Do this.
Copy the data below exactly, omitting any picture it contains.

Entries provided.
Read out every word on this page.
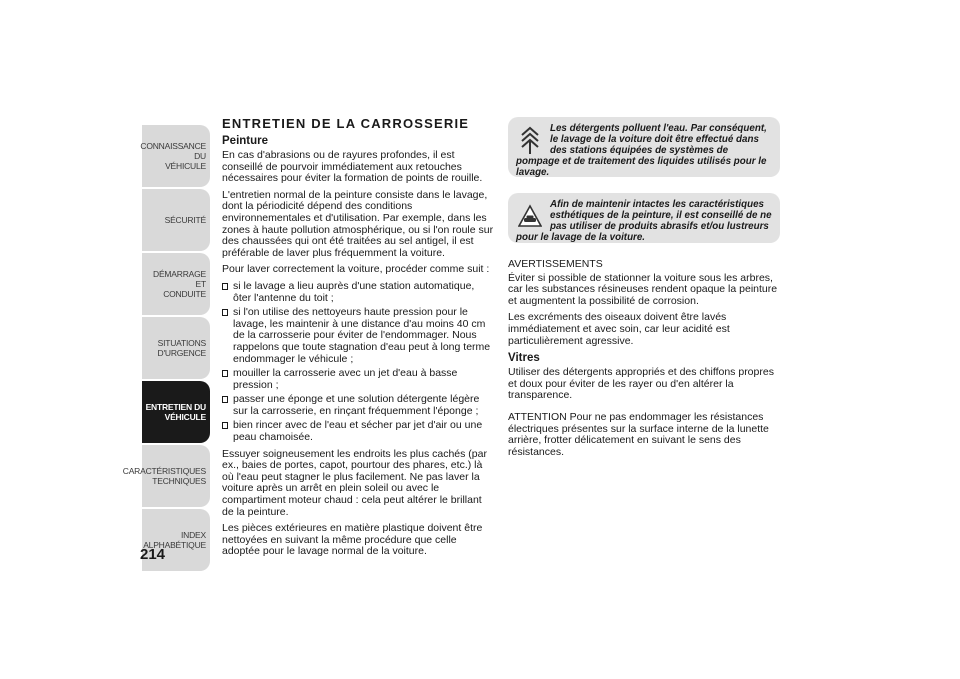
CONNAISSANCE DU
VÉHICULE
SÉCURITÉ
DÉMARRAGE ET
CONDUITE
SITUATIONS
D'URGENCE
ENTRETIEN DU
VÉHICULE
CARACTÉRISTIQUES
TECHNIQUES
INDEX
ALPHABÉTIQUE
214
ENTRETIEN DE LA CARROSSERIE
Peinture

En cas d'abrasions ou de rayures profondes, il est conseillé de pourvoir immédiatement aux retouches nécessaires pour éviter la formation de points de rouille.

L'entretien normal de la peinture consiste dans le lavage, dont la périodicité dépend des conditions environnementales et d'utilisation. Par exemple, dans les zones à haute pollution atmosphérique, ou si l'on roule sur des chaussées qui ont été traitées au sel antigel, il est préférable de laver plus fréquemment la voiture.

Pour laver correctement la voiture, procéder comme suit :

si le lavage a lieu auprès d'une station automatique, ôter l'antenne du toit ;
si l'on utilise des nettoyeurs haute pression pour le lavage, les maintenir à une distance d'au moins 40 cm de la carrosserie pour éviter de l'endommager. Nous rappelons que toute stagnation d'eau peut à long terme endommager le véhicule ;
mouiller la carrosserie avec un jet d'eau à basse pression ;
passer une éponge et une solution détergente légère sur la carrosserie, en rinçant fréquemment l'éponge ;
bien rincer avec de l'eau et sécher par jet d'air ou une peau chamoisée.

Essuyer soigneusement les endroits les plus cachés (par ex., baies de portes, capot, pourtour des phares, etc.) là où l'eau peut stagner le plus facilement. Ne pas laver la voiture après un arrêt en plein soleil ou avec le compartiment moteur chaud : cela peut altérer le brillant de la peinture.

Les pièces extérieures en matière plastique doivent être nettoyées en suivant la même procédure que celle adoptée pour le lavage normal de la voiture.

Les détergents polluent l'eau. Par conséquent, le lavage de la voiture doit être effectué dans des stations équipées de systèmes de pompage et de traitement des liquides utilisés pour le lavage.
Afin de maintenir intactes les caractéristiques esthétiques de la peinture, il est conseillé de ne pas utiliser de produits abrasifs et/ou lustreurs pour le lavage de la voiture.

AVERTISSEMENTS

Éviter si possible de stationner la voiture sous les arbres, car les substances résineuses rendent opaque la peinture et augmentent la possibilité de corrosion.

Les excréments des oiseaux doivent être lavés immédiatement et avec soin, car leur acidité est particulièrement agressive.

Vitres

Utiliser des détergents appropriés et des chiffons propres et doux pour éviter de les rayer ou d'en altérer la transparence.

ATTENTION Pour ne pas endommager les résistances électriques présentes sur la surface interne de la lunette arrière, frotter délicatement en suivant le sens des résistances.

Correct result.
Read out every word on this page.
CONNAISSANCE DU
VÉHICULE
SÉCURITÉ
DÉMARRAGE ET
CONDUITE
SITUATIONS
D'URGENCE
ENTRETIEN DU
VÉHICULE
CARACTÉRISTIQUES
TECHNIQUES
INDEX
ALPHABÉTIQUE
214
ENTRETIEN DE LA CARROSSERIE
Peinture

En cas d'abrasions ou de rayures profondes, il est conseillé de pourvoir immédiatement aux retouches nécessaires pour éviter la formation de points de rouille.

L'entretien normal de la peinture consiste dans le lavage, dont la périodicité dépend des conditions environnementales et d'utilisation. Par exemple, dans les zones à haute pollution atmosphérique, ou si l'on roule sur des chaussées qui ont été traitées au sel antigel, il est préférable de laver plus fréquemment la voiture.

Pour laver correctement la voiture, procéder comme suit :

si le lavage a lieu auprès d'une station automatique, ôter l'antenne du toit ;
si l'on utilise des nettoyeurs haute pression pour le lavage, les maintenir à une distance d'au moins 40 cm de la carrosserie pour éviter de l'endommager. Nous rappelons que toute stagnation d'eau peut à long terme endommager le véhicule ;
mouiller la carrosserie avec un jet d'eau à basse pression ;
passer une éponge et une solution détergente légère sur la carrosserie, en rinçant fréquemment l'éponge ;
bien rincer avec de l'eau et sécher par jet d'air ou une peau chamoisée.

Essuyer soigneusement les endroits les plus cachés (par ex., baies de portes, capot, pourtour des phares, etc.) là où l'eau peut stagner le plus facilement. Ne pas laver la voiture après un arrêt en plein soleil ou avec le compartiment moteur chaud : cela peut altérer le brillant de la peinture.

Les pièces extérieures en matière plastique doivent être nettoyées en suivant la même procédure que celle adoptée pour le lavage normal de la voiture.

Les détergents polluent l'eau. Par conséquent, le lavage de la voiture doit être effectué dans des stations équipées de systèmes de pompage et de traitement des liquides utilisés pour le lavage.
Afin de maintenir intactes les caractéristiques esthétiques de la peinture, il est conseillé de ne pas utiliser de produits abrasifs et/ou lustreurs pour le lavage de la voiture.

AVERTISSEMENTS

Éviter si possible de stationner la voiture sous les arbres, car les substances résineuses rendent opaque la peinture et augmentent la possibilité de corrosion.

Les excréments des oiseaux doivent être lavés immédiatement et avec soin, car leur acidité est particulièrement agressive.

Vitres

Utiliser des détergents appropriés et des chiffons propres et doux pour éviter de les rayer ou d'en altérer la transparence.

ATTENTION Pour ne pas endommager les résistances électriques présentes sur la surface interne de la lunette arrière, frotter délicatement en suivant le sens des résistances.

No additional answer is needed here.